Quote the following rows verbatim, line by line.
"""
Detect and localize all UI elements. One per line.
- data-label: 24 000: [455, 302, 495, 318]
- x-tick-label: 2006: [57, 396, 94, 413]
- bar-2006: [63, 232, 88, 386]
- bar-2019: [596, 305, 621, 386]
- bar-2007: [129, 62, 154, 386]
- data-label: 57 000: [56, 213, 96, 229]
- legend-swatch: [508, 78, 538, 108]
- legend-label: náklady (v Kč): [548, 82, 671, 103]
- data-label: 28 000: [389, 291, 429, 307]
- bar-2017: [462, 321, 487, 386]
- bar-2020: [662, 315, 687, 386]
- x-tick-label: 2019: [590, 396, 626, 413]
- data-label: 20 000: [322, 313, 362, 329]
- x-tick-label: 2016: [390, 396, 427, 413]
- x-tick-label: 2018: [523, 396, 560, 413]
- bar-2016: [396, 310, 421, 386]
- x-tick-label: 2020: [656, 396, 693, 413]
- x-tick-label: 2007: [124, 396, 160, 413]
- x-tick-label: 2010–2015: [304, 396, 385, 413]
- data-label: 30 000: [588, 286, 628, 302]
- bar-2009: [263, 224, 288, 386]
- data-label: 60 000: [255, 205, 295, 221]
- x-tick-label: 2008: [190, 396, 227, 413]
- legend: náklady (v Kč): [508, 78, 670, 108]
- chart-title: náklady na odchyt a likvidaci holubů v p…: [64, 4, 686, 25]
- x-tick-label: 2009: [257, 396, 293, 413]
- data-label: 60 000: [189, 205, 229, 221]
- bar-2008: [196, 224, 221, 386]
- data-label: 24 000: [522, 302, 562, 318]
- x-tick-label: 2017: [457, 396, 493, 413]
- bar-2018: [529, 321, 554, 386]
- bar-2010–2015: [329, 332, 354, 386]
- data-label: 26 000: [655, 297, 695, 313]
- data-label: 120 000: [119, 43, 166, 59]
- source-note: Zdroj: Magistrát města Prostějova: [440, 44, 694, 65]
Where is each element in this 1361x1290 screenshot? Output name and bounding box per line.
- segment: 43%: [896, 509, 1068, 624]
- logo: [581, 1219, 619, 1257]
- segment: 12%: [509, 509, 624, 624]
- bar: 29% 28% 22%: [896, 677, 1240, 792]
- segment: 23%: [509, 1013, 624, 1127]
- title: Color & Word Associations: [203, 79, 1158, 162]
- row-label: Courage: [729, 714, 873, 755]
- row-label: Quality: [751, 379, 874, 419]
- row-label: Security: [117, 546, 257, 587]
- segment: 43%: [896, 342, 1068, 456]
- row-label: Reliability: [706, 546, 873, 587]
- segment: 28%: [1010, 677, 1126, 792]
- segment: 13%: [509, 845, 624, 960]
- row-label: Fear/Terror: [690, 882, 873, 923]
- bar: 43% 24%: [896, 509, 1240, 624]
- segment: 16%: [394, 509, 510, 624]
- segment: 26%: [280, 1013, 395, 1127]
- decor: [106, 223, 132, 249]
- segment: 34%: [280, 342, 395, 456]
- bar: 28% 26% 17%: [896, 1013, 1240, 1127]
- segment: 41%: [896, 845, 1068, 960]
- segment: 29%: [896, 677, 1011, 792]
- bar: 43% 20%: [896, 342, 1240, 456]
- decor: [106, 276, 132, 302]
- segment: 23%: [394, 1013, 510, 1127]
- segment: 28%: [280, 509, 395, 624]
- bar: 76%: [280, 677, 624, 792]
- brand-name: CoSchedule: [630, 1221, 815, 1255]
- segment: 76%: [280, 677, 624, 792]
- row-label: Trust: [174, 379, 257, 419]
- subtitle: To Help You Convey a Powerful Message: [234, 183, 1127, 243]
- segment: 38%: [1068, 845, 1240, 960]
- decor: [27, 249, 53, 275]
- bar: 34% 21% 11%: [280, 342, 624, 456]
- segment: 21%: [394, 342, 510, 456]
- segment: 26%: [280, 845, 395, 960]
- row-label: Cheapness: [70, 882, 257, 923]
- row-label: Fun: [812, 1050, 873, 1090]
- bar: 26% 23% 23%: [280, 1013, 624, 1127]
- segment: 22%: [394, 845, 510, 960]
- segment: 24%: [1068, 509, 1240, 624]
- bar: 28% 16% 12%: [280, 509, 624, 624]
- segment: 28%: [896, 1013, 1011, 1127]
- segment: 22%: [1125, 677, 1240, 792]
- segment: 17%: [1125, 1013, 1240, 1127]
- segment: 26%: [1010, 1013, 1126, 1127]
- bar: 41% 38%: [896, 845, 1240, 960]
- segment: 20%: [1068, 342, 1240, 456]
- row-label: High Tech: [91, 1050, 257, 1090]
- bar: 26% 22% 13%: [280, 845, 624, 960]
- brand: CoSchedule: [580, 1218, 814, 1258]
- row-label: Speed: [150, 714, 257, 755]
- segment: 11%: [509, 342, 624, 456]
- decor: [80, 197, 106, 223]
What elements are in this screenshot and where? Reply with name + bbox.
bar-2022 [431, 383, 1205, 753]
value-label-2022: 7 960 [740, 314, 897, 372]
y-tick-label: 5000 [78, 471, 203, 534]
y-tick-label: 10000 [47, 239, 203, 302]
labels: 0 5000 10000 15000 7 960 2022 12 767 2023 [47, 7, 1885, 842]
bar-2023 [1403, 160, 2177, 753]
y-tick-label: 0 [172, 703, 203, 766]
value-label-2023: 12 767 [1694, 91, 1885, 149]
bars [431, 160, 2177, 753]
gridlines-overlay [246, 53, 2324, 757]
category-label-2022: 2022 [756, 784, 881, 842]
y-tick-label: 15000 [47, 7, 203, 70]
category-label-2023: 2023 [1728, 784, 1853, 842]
"""
RESULT:
Detect and localize all UI elements. One per line.
- data-label: 24 000: [455, 302, 495, 318]
- x-tick-label: 2006: [57, 396, 94, 413]
- bar-2006: [63, 232, 88, 386]
- bar-2019: [596, 305, 621, 386]
- bar-2007: [129, 62, 154, 386]
- data-label: 57 000: [56, 213, 96, 229]
- legend-swatch: [508, 78, 538, 108]
- legend-label: náklady (v Kč): [548, 82, 671, 103]
- data-label: 28 000: [389, 291, 429, 307]
- bar-2017: [462, 321, 487, 386]
- bar-2020: [662, 315, 687, 386]
- x-tick-label: 2019: [590, 396, 626, 413]
- data-label: 20 000: [322, 313, 362, 329]
- x-tick-label: 2016: [390, 396, 427, 413]
- x-tick-label: 2018: [523, 396, 560, 413]
- bar-2016: [396, 310, 421, 386]
- x-tick-label: 2020: [656, 396, 693, 413]
- x-tick-label: 2007: [124, 396, 160, 413]
- x-tick-label: 2010–2015: [304, 396, 385, 413]
- data-label: 30 000: [588, 286, 628, 302]
- bar-2009: [263, 224, 288, 386]
- data-label: 60 000: [255, 205, 295, 221]
- x-tick-label: 2008: [190, 396, 227, 413]
- legend: náklady (v Kč): [508, 78, 670, 108]
- chart-title: náklady na odchyt a likvidaci holubů v p…: [64, 4, 686, 25]
- x-tick-label: 2009: [257, 396, 293, 413]
- data-label: 60 000: [189, 205, 229, 221]
- bar-2008: [196, 224, 221, 386]
- data-label: 24 000: [522, 302, 562, 318]
- x-tick-label: 2017: [457, 396, 493, 413]
- bar-2018: [529, 321, 554, 386]
- bar-2010–2015: [329, 332, 354, 386]
- data-label: 26 000: [655, 297, 695, 313]
- data-label: 120 000: [119, 43, 166, 59]
- source-note: Zdroj: Magistrát města Prostějova: [440, 44, 694, 65]
Where is each element in this 1361x1290 screenshot? Output name and bounding box per line.
- segment: 43%: [896, 509, 1068, 624]
- logo: [581, 1219, 619, 1257]
- segment: 12%: [509, 509, 624, 624]
- bar: 29% 28% 22%: [896, 677, 1240, 792]
- segment: 23%: [509, 1013, 624, 1127]
- title: Color & Word Associations: [203, 79, 1158, 162]
- row-label: Courage: [729, 714, 873, 755]
- row-label: Quality: [751, 379, 874, 419]
- row-label: Security: [117, 546, 257, 587]
- segment: 43%: [896, 342, 1068, 456]
- row-label: Reliability: [706, 546, 873, 587]
- segment: 28%: [1010, 677, 1126, 792]
- segment: 13%: [509, 845, 624, 960]
- row-label: Fear/Terror: [690, 882, 873, 923]
- bar: 43% 24%: [896, 509, 1240, 624]
- segment: 16%: [394, 509, 510, 624]
- segment: 26%: [280, 1013, 395, 1127]
- decor: [106, 223, 132, 249]
- segment: 34%: [280, 342, 395, 456]
- bar: 28% 26% 17%: [896, 1013, 1240, 1127]
- segment: 41%: [896, 845, 1068, 960]
- segment: 29%: [896, 677, 1011, 792]
- bar: 43% 20%: [896, 342, 1240, 456]
- decor: [106, 276, 132, 302]
- segment: 23%: [394, 1013, 510, 1127]
- segment: 28%: [280, 509, 395, 624]
- bar: 76%: [280, 677, 624, 792]
- brand-name: CoSchedule: [630, 1221, 815, 1255]
- segment: 76%: [280, 677, 624, 792]
- row-label: Trust: [174, 379, 257, 419]
- subtitle: To Help You Convey a Powerful Message: [234, 183, 1127, 243]
- segment: 38%: [1068, 845, 1240, 960]
- decor: [27, 249, 53, 275]
- bar: 34% 21% 11%: [280, 342, 624, 456]
- segment: 21%: [394, 342, 510, 456]
- segment: 26%: [280, 845, 395, 960]
- row-label: Cheapness: [70, 882, 257, 923]
- row-label: Fun: [812, 1050, 873, 1090]
- bar: 26% 23% 23%: [280, 1013, 624, 1127]
- segment: 22%: [394, 845, 510, 960]
- segment: 24%: [1068, 509, 1240, 624]
- bar: 28% 16% 12%: [280, 509, 624, 624]
- segment: 28%: [896, 1013, 1011, 1127]
- segment: 22%: [1125, 677, 1240, 792]
- segment: 17%: [1125, 1013, 1240, 1127]
- segment: 26%: [1010, 1013, 1126, 1127]
- bar: 41% 38%: [896, 845, 1240, 960]
- segment: 20%: [1068, 342, 1240, 456]
- row-label: High Tech: [91, 1050, 257, 1090]
- bar: 26% 22% 13%: [280, 845, 624, 960]
- brand: CoSchedule: [580, 1218, 814, 1258]
- row-label: Speed: [150, 714, 257, 755]
- segment: 11%: [509, 342, 624, 456]
- decor: [80, 197, 106, 223]
What elements are in this screenshot and where? Reply with name + bbox.
bar-2022 [431, 383, 1205, 753]
value-label-2022: 7 960 [740, 314, 897, 372]
y-tick-label: 5000 [78, 471, 203, 534]
y-tick-label: 10000 [47, 239, 203, 302]
labels: 0 5000 10000 15000 7 960 2022 12 767 2023 [47, 7, 1885, 842]
bar-2023 [1403, 160, 2177, 753]
y-tick-label: 0 [172, 703, 203, 766]
value-label-2023: 12 767 [1694, 91, 1885, 149]
bars [431, 160, 2177, 753]
gridlines-overlay [246, 53, 2324, 757]
category-label-2022: 2022 [756, 784, 881, 842]
y-tick-label: 15000 [47, 7, 203, 70]
category-label-2023: 2023 [1728, 784, 1853, 842]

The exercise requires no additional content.